WHAT NEEDS TO BE DONE: Using the listing below, extract each line that has the word "name" in it.

INPUT RECORDS:
* START *

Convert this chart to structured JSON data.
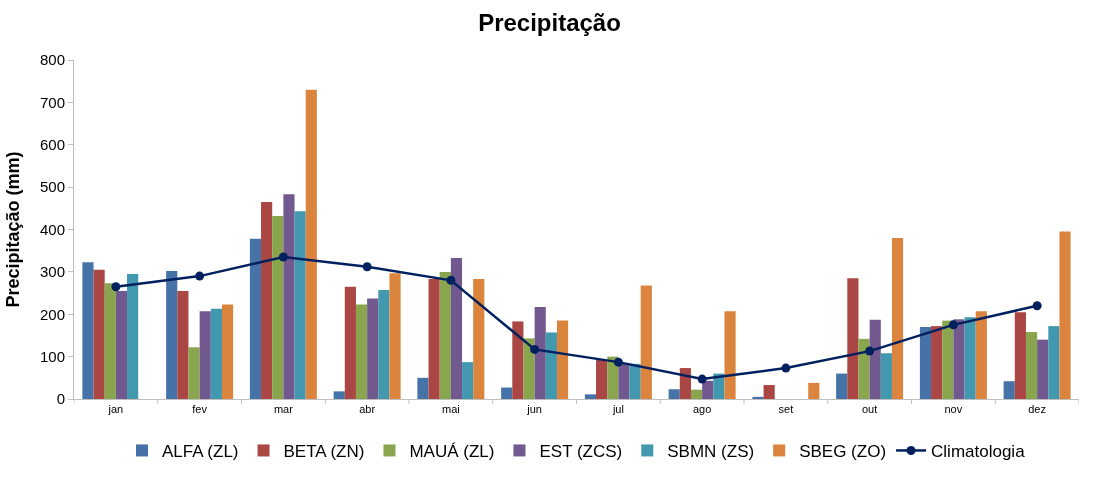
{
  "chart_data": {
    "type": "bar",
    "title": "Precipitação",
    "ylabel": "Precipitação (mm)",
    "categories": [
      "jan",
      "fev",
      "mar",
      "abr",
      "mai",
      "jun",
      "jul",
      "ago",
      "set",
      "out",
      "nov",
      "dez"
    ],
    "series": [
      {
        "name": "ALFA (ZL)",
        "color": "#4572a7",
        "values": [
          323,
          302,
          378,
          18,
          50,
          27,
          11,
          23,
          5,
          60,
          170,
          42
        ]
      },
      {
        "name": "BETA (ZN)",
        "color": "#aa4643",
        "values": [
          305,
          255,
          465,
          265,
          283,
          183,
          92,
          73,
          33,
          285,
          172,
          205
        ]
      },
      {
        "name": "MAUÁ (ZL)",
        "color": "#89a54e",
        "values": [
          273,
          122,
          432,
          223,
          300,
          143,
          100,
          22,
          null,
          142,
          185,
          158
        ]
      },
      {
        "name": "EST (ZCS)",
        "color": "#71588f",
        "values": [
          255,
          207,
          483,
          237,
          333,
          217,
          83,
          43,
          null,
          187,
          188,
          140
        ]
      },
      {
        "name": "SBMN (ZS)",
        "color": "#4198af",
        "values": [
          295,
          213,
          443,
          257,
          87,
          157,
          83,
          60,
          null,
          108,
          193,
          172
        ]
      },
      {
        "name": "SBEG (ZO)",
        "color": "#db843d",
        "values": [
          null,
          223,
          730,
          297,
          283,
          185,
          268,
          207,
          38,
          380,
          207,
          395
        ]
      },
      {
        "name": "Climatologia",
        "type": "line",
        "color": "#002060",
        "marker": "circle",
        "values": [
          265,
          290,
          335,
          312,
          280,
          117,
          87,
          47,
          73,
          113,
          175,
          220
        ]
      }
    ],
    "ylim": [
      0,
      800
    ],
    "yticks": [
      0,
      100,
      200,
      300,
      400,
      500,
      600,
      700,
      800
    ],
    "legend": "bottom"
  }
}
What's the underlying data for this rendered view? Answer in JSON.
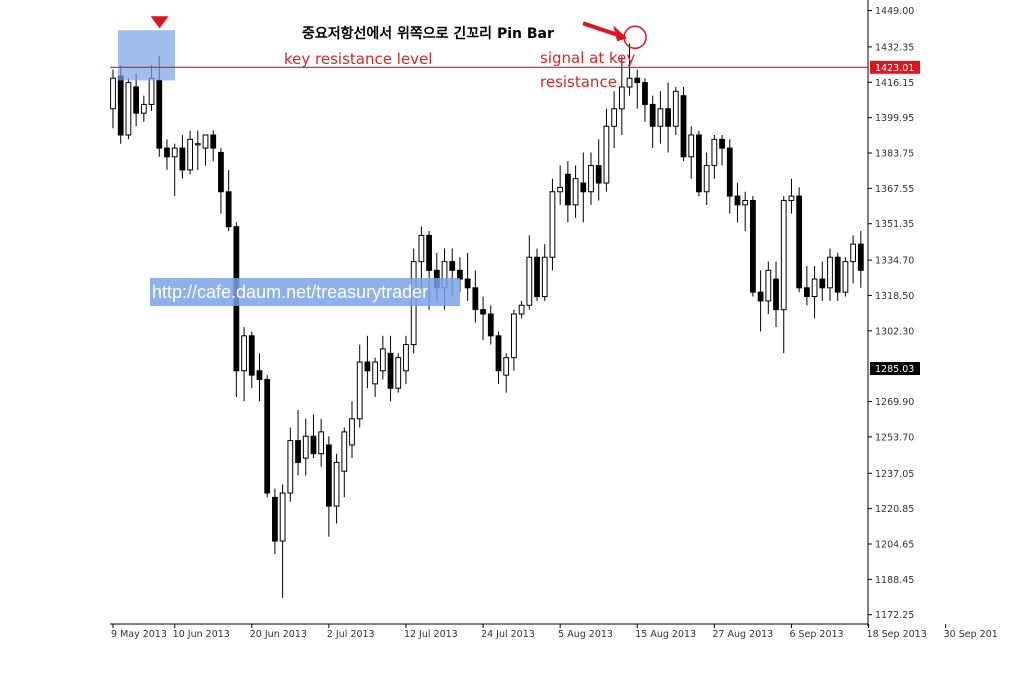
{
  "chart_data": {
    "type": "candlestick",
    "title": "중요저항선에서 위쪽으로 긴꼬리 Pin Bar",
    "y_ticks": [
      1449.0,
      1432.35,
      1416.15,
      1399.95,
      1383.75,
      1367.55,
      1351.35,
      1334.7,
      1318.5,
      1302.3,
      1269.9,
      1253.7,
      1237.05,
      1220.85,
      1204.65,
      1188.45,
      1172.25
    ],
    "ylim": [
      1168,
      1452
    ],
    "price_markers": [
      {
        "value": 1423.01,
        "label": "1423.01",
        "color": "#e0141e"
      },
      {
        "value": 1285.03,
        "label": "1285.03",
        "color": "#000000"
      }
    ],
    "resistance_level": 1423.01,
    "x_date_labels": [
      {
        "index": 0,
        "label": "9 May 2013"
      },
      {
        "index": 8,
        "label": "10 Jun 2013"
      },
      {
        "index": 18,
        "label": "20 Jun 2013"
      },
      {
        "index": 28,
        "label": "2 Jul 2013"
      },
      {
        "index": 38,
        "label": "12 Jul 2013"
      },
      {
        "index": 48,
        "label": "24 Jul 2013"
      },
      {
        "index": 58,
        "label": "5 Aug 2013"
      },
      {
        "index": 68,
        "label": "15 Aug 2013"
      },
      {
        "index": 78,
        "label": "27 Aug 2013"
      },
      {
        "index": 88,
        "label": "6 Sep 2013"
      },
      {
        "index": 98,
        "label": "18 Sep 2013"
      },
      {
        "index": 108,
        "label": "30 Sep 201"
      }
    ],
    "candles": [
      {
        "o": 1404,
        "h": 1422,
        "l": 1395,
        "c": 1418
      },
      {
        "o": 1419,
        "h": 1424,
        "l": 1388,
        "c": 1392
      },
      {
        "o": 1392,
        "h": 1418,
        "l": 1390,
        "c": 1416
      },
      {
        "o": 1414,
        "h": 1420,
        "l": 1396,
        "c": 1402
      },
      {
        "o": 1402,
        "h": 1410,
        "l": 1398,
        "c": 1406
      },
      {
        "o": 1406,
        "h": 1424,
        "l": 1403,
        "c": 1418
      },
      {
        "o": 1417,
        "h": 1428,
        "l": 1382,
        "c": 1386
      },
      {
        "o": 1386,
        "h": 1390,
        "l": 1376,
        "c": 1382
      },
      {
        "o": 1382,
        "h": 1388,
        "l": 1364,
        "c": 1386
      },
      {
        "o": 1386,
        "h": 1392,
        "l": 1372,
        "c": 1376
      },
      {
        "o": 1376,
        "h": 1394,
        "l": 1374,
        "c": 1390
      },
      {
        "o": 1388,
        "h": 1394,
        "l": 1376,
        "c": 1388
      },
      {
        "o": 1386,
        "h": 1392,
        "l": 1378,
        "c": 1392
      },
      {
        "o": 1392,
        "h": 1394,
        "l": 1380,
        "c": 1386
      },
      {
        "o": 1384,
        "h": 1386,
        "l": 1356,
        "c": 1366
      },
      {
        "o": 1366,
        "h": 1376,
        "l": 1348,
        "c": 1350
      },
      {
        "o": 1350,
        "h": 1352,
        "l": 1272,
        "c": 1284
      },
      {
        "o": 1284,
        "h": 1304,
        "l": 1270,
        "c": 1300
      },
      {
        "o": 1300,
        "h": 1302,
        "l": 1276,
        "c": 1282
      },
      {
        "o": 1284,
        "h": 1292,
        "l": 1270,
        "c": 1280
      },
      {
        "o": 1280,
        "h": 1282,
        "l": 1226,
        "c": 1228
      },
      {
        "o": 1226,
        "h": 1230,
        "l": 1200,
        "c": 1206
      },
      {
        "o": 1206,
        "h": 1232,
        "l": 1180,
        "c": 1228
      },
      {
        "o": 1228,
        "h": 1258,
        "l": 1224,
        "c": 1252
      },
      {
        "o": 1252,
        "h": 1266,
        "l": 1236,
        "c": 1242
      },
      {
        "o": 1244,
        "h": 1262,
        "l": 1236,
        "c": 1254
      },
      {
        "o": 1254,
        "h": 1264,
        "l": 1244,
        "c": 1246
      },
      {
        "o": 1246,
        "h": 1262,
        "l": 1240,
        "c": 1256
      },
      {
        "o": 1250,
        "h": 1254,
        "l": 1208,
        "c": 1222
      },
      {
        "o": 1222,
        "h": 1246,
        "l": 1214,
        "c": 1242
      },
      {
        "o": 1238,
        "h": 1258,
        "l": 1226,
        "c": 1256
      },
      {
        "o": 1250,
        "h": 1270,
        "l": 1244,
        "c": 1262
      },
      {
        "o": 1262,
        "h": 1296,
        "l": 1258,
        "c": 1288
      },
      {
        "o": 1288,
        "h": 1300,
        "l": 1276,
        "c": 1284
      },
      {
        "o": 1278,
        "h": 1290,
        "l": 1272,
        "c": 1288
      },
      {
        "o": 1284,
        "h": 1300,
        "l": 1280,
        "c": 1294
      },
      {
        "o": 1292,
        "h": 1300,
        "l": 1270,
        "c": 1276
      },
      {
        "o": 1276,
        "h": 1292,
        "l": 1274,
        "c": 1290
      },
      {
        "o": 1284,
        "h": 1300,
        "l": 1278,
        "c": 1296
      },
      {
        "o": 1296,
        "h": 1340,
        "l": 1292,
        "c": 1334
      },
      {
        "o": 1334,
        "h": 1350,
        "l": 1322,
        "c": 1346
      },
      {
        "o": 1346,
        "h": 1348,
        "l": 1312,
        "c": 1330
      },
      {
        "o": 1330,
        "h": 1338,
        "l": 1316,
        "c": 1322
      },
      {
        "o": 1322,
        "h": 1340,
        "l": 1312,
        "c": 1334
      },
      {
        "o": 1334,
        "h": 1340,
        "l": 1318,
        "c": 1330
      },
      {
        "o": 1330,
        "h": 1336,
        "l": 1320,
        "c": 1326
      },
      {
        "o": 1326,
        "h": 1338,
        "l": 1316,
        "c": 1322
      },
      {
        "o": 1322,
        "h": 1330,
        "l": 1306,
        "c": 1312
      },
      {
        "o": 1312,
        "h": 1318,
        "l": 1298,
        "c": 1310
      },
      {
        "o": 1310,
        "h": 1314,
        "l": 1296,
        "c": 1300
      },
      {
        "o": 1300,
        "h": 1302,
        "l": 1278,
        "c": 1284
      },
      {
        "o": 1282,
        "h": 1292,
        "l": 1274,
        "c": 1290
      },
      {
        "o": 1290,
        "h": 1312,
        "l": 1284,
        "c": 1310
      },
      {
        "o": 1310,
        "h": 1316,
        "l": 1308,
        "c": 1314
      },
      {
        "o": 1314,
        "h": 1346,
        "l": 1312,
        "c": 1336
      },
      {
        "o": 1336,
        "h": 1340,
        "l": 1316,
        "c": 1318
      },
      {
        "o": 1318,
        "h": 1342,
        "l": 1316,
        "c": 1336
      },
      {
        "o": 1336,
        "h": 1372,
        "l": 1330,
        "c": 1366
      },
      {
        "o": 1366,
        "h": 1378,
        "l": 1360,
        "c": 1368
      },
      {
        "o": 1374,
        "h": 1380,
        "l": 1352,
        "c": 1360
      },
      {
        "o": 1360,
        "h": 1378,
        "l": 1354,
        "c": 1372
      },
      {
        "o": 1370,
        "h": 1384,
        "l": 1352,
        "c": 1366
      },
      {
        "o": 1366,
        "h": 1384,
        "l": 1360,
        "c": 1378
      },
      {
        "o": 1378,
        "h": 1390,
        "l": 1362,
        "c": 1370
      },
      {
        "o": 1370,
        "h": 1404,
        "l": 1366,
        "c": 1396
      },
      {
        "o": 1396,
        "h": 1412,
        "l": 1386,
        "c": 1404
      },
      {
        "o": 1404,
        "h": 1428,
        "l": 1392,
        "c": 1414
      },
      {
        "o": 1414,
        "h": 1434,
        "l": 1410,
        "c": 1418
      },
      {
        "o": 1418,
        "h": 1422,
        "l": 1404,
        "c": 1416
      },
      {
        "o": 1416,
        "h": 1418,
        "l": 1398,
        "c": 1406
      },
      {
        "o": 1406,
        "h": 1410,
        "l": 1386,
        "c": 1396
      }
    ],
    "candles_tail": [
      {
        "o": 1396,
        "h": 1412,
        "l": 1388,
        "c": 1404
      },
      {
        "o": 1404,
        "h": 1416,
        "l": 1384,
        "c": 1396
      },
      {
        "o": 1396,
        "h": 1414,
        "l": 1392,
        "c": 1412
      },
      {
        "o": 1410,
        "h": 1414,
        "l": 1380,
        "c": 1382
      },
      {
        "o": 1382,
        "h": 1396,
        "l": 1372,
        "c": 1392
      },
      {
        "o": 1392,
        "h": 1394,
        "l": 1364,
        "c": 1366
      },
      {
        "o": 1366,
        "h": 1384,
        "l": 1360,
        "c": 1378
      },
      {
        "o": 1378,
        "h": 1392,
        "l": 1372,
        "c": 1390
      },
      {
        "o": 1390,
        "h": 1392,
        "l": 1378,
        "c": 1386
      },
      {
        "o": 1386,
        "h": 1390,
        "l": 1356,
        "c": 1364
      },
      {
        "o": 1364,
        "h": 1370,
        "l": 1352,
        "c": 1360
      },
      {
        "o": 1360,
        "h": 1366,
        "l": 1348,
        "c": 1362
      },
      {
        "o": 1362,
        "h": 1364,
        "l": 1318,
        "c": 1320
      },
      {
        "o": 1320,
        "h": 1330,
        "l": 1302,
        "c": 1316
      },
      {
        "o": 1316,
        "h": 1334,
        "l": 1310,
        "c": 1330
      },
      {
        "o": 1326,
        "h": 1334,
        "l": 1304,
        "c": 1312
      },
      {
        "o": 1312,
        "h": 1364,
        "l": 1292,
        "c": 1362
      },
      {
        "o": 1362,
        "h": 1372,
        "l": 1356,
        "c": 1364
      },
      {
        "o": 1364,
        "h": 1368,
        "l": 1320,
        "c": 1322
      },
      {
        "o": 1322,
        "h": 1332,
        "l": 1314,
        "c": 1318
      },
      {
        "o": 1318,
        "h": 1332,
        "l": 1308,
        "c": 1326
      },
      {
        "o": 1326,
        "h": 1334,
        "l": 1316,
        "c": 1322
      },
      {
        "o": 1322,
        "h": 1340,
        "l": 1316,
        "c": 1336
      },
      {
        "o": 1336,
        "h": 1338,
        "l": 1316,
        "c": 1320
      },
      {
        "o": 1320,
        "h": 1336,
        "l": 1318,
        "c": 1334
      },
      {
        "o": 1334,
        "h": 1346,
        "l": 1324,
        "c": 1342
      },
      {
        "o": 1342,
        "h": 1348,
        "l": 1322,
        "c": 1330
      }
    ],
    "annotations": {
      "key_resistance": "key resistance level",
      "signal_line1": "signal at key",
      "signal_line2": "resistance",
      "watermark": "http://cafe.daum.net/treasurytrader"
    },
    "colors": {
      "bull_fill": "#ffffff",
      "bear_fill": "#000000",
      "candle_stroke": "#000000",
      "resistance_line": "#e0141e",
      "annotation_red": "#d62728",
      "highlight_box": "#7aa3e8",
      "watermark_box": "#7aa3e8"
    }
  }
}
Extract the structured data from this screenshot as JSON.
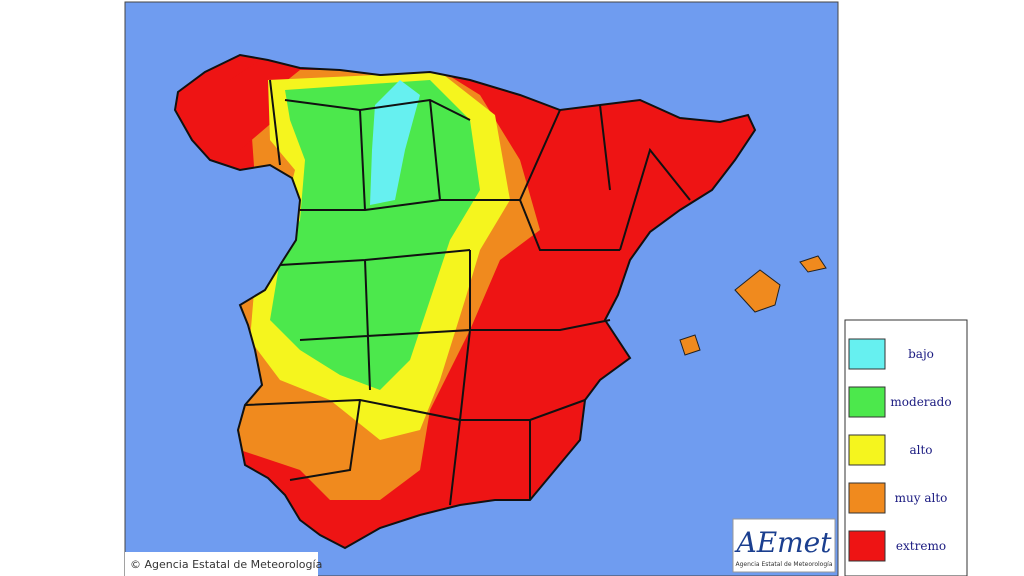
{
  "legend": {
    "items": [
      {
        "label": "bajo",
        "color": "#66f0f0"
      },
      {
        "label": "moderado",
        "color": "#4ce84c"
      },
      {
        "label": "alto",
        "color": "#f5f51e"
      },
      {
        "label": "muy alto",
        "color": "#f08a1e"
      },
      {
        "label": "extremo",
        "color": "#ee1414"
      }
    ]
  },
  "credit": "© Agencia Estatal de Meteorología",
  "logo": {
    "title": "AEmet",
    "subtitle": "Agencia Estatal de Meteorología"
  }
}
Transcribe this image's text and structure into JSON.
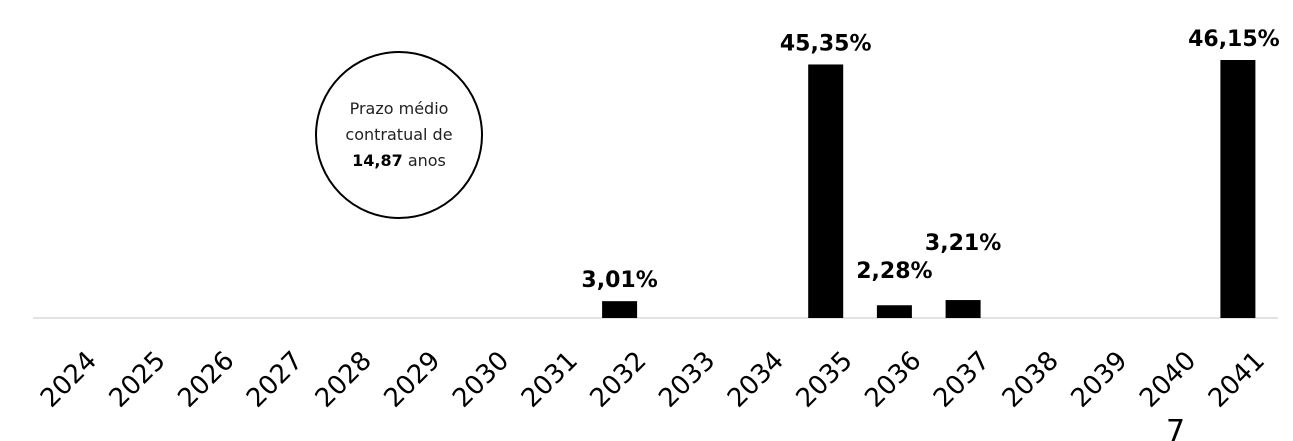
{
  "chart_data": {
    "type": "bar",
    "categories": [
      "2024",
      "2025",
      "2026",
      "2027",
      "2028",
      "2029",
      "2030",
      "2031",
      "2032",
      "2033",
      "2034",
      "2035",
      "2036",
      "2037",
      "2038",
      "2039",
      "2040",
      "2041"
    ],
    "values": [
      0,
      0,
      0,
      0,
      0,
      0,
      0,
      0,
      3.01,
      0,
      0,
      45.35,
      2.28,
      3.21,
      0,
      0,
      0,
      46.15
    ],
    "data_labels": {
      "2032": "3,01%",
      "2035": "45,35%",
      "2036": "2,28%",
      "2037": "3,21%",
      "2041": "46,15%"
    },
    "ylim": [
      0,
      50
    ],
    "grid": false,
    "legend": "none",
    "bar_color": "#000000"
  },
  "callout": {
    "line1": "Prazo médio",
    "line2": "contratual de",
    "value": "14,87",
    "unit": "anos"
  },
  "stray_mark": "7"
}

* END *

ANSWER FOR THE TASK:
        "name": "ALFA (ZL)",
        "name": "BETA (ZN)",
        "name": "MAUÁ (ZL)",
        "name": "EST (ZCS)",
        "name": "SBMN (ZS)",
        "name": "SBEG (ZO)",
        "name": "Climatologia",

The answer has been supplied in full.